>> begin

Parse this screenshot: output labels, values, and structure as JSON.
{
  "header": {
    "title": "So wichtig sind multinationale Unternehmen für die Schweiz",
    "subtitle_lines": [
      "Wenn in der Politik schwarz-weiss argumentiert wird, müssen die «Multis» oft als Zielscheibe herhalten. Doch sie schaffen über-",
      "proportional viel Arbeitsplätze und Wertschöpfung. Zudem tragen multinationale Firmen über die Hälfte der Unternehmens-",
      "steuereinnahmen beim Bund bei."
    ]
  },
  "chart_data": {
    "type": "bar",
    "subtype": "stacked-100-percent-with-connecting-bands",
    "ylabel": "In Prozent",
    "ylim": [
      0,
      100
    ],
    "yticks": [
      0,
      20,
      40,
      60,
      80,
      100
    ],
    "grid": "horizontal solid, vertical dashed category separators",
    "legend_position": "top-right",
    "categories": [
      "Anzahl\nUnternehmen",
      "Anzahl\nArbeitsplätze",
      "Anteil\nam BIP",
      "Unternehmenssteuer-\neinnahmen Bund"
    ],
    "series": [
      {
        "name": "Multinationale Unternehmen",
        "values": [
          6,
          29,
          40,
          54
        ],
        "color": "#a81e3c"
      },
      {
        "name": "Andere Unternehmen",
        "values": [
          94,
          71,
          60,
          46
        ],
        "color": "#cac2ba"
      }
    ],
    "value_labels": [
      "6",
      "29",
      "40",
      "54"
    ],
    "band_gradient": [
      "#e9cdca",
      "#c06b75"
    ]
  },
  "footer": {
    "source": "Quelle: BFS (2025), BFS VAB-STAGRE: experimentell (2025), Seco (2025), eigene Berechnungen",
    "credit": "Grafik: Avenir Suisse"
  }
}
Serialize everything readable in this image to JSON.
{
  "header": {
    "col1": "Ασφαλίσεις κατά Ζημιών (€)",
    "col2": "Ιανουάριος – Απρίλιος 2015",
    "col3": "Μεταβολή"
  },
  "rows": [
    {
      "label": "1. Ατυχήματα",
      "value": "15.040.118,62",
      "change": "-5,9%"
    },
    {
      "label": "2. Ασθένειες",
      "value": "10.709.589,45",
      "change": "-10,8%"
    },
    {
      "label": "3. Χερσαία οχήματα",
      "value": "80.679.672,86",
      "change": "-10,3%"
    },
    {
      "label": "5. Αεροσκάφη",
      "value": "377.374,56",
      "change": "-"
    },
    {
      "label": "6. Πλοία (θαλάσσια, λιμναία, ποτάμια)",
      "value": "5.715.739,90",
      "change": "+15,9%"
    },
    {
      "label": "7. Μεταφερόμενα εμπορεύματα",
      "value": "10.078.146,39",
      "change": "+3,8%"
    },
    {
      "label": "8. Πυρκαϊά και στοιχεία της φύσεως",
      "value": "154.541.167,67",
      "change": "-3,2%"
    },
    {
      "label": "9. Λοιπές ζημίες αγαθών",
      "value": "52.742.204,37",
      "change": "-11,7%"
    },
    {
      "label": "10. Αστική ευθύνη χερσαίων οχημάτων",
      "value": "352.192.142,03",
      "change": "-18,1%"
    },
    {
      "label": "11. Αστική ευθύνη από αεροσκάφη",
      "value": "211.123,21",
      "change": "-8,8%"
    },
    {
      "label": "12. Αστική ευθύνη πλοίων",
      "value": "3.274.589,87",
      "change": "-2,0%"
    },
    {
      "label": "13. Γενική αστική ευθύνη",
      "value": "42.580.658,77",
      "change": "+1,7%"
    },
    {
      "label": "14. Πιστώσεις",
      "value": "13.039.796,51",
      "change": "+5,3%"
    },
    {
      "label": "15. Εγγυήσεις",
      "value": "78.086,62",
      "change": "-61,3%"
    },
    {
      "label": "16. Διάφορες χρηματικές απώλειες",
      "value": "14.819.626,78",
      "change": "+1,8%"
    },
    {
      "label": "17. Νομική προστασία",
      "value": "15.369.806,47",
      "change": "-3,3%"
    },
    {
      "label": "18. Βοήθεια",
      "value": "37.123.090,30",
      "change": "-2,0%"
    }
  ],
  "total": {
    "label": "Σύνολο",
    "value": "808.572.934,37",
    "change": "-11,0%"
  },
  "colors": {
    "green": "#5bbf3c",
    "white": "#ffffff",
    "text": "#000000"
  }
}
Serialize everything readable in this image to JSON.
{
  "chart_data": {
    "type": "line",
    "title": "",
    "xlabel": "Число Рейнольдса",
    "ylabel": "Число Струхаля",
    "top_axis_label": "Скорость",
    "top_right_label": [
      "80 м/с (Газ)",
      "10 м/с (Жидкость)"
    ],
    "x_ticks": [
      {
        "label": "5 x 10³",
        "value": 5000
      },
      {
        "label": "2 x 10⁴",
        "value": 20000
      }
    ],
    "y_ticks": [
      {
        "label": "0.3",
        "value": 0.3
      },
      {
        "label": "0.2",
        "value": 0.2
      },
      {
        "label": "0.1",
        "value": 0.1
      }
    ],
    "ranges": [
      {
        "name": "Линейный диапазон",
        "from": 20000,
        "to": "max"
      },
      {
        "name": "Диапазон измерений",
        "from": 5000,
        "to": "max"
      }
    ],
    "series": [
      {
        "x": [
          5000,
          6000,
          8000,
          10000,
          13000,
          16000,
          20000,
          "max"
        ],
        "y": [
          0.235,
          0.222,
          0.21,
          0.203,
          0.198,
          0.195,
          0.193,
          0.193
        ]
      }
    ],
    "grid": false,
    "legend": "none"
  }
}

>> end

_GOAL OF THE EXERCISE_
From the listing above, reproduce all the lines exactly.

_SOLUTION TO THE EXERCISE_
Parse this screenshot: output labels, values, and structure as JSON.
{
  "header": {
    "title": "So wichtig sind multinationale Unternehmen für die Schweiz",
    "subtitle_lines": [
      "Wenn in der Politik schwarz-weiss argumentiert wird, müssen die «Multis» oft als Zielscheibe herhalten. Doch sie schaffen über-",
      "proportional viel Arbeitsplätze und Wertschöpfung. Zudem tragen multinationale Firmen über die Hälfte der Unternehmens-",
      "steuereinnahmen beim Bund bei."
    ]
  },
  "chart_data": {
    "type": "bar",
    "subtype": "stacked-100-percent-with-connecting-bands",
    "ylabel": "In Prozent",
    "ylim": [
      0,
      100
    ],
    "yticks": [
      0,
      20,
      40,
      60,
      80,
      100
    ],
    "grid": "horizontal solid, vertical dashed category separators",
    "legend_position": "top-right",
    "categories": [
      "Anzahl\nUnternehmen",
      "Anzahl\nArbeitsplätze",
      "Anteil\nam BIP",
      "Unternehmenssteuer-\neinnahmen Bund"
    ],
    "series": [
      {
        "name": "Multinationale Unternehmen",
        "values": [
          6,
          29,
          40,
          54
        ],
        "color": "#a81e3c"
      },
      {
        "name": "Andere Unternehmen",
        "values": [
          94,
          71,
          60,
          46
        ],
        "color": "#cac2ba"
      }
    ],
    "value_labels": [
      "6",
      "29",
      "40",
      "54"
    ],
    "band_gradient": [
      "#e9cdca",
      "#c06b75"
    ]
  },
  "footer": {
    "source": "Quelle: BFS (2025), BFS VAB-STAGRE: experimentell (2025), Seco (2025), eigene Berechnungen",
    "credit": "Grafik: Avenir Suisse"
  }
}
Serialize everything readable in this image to JSON.
{
  "header": {
    "col1": "Ασφαλίσεις κατά Ζημιών (€)",
    "col2": "Ιανουάριος – Απρίλιος 2015",
    "col3": "Μεταβολή"
  },
  "rows": [
    {
      "label": "1. Ατυχήματα",
      "value": "15.040.118,62",
      "change": "-5,9%"
    },
    {
      "label": "2. Ασθένειες",
      "value": "10.709.589,45",
      "change": "-10,8%"
    },
    {
      "label": "3. Χερσαία οχήματα",
      "value": "80.679.672,86",
      "change": "-10,3%"
    },
    {
      "label": "5. Αεροσκάφη",
      "value": "377.374,56",
      "change": "-"
    },
    {
      "label": "6. Πλοία (θαλάσσια, λιμναία, ποτάμια)",
      "value": "5.715.739,90",
      "change": "+15,9%"
    },
    {
      "label": "7. Μεταφερόμενα εμπορεύματα",
      "value": "10.078.146,39",
      "change": "+3,8%"
    },
    {
      "label": "8. Πυρκαϊά και στοιχεία της φύσεως",
      "value": "154.541.167,67",
      "change": "-3,2%"
    },
    {
      "label": "9. Λοιπές ζημίες αγαθών",
      "value": "52.742.204,37",
      "change": "-11,7%"
    },
    {
      "label": "10. Αστική ευθύνη χερσαίων οχημάτων",
      "value": "352.192.142,03",
      "change": "-18,1%"
    },
    {
      "label": "11. Αστική ευθύνη από αεροσκάφη",
      "value": "211.123,21",
      "change": "-8,8%"
    },
    {
      "label": "12. Αστική ευθύνη πλοίων",
      "value": "3.274.589,87",
      "change": "-2,0%"
    },
    {
      "label": "13. Γενική αστική ευθύνη",
      "value": "42.580.658,77",
      "change": "+1,7%"
    },
    {
      "label": "14. Πιστώσεις",
      "value": "13.039.796,51",
      "change": "+5,3%"
    },
    {
      "label": "15. Εγγυήσεις",
      "value": "78.086,62",
      "change": "-61,3%"
    },
    {
      "label": "16. Διάφορες χρηματικές απώλειες",
      "value": "14.819.626,78",
      "change": "+1,8%"
    },
    {
      "label": "17. Νομική προστασία",
      "value": "15.369.806,47",
      "change": "-3,3%"
    },
    {
      "label": "18. Βοήθεια",
      "value": "37.123.090,30",
      "change": "-2,0%"
    }
  ],
  "total": {
    "label": "Σύνολο",
    "value": "808.572.934,37",
    "change": "-11,0%"
  },
  "colors": {
    "green": "#5bbf3c",
    "white": "#ffffff",
    "text": "#000000"
  }
}
Serialize everything readable in this image to JSON.
{
  "chart_data": {
    "type": "line",
    "title": "",
    "xlabel": "Число Рейнольдса",
    "ylabel": "Число Струхаля",
    "top_axis_label": "Скорость",
    "top_right_label": [
      "80 м/с (Газ)",
      "10 м/с (Жидкость)"
    ],
    "x_ticks": [
      {
        "label": "5 x 10³",
        "value": 5000
      },
      {
        "label": "2 x 10⁴",
        "value": 20000
      }
    ],
    "y_ticks": [
      {
        "label": "0.3",
        "value": 0.3
      },
      {
        "label": "0.2",
        "value": 0.2
      },
      {
        "label": "0.1",
        "value": 0.1
      }
    ],
    "ranges": [
      {
        "name": "Линейный диапазон",
        "from": 20000,
        "to": "max"
      },
      {
        "name": "Диапазон измерений",
        "from": 5000,
        "to": "max"
      }
    ],
    "series": [
      {
        "x": [
          5000,
          6000,
          8000,
          10000,
          13000,
          16000,
          20000,
          "max"
        ],
        "y": [
          0.235,
          0.222,
          0.21,
          0.203,
          0.198,
          0.195,
          0.193,
          0.193
        ]
      }
    ],
    "grid": false,
    "legend": "none"
  }
}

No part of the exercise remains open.